**Objective**
Set the following entries down again exactly, line by line.

**Provided information**
-- -- --

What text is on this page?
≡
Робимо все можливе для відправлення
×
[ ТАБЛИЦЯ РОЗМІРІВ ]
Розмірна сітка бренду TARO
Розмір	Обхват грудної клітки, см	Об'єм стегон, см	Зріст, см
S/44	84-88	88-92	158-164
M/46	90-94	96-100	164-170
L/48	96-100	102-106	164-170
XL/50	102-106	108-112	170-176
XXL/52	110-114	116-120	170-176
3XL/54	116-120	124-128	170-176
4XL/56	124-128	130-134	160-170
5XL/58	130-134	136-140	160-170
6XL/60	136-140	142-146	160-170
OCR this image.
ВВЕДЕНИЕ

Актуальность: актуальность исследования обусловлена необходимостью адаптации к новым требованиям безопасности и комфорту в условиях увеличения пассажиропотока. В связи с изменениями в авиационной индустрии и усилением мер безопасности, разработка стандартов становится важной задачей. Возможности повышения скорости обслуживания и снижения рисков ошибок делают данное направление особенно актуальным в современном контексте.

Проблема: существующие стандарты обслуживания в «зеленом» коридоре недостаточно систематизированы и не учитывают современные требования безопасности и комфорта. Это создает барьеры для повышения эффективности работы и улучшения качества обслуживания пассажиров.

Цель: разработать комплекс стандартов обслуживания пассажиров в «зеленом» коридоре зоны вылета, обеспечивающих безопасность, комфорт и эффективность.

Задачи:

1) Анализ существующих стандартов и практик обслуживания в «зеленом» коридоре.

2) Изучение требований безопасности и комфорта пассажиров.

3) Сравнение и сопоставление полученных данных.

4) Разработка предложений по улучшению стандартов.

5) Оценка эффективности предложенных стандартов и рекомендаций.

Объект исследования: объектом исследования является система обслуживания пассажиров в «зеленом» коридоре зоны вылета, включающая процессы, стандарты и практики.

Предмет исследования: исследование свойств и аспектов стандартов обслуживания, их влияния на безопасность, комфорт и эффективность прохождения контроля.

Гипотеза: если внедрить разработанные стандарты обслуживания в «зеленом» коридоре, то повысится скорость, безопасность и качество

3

-- -- --

**Exercise response**
What text is on this page?
≡
Робимо все можливе для відправлення
×
[ ТАБЛИЦЯ РОЗМІРІВ ]
Розмірна сітка бренду TARO
Розмір	Обхват грудної клітки, см	Об'єм стегон, см	Зріст, см
S/44	84-88	88-92	158-164
M/46	90-94	96-100	164-170
L/48	96-100	102-106	164-170
XL/50	102-106	108-112	170-176
XXL/52	110-114	116-120	170-176
3XL/54	116-120	124-128	170-176
4XL/56	124-128	130-134	160-170
5XL/58	130-134	136-140	160-170
6XL/60	136-140	142-146	160-170
OCR this image.
ВВЕДЕНИЕ

Актуальность: актуальность исследования обусловлена необходимостью адаптации к новым требованиям безопасности и комфорту в условиях увеличения пассажиропотока. В связи с изменениями в авиационной индустрии и усилением мер безопасности, разработка стандартов становится важной задачей. Возможности повышения скорости обслуживания и снижения рисков ошибок делают данное направление особенно актуальным в современном контексте.

Проблема: существующие стандарты обслуживания в «зеленом» коридоре недостаточно систематизированы и не учитывают современные требования безопасности и комфорта. Это создает барьеры для повышения эффективности работы и улучшения качества обслуживания пассажиров.

Цель: разработать комплекс стандартов обслуживания пассажиров в «зеленом» коридоре зоны вылета, обеспечивающих безопасность, комфорт и эффективность.

Задачи:

1) Анализ существующих стандартов и практик обслуживания в «зеленом» коридоре.

2) Изучение требований безопасности и комфорта пассажиров.

3) Сравнение и сопоставление полученных данных.

4) Разработка предложений по улучшению стандартов.

5) Оценка эффективности предложенных стандартов и рекомендаций.

Объект исследования: объектом исследования является система обслуживания пассажиров в «зеленом» коридоре зоны вылета, включающая процессы, стандарты и практики.

Предмет исследования: исследование свойств и аспектов стандартов обслуживания, их влияния на безопасность, комфорт и эффективность прохождения контроля.

Гипотеза: если внедрить разработанные стандарты обслуживания в «зеленом» коридоре, то повысится скорость, безопасность и качество

3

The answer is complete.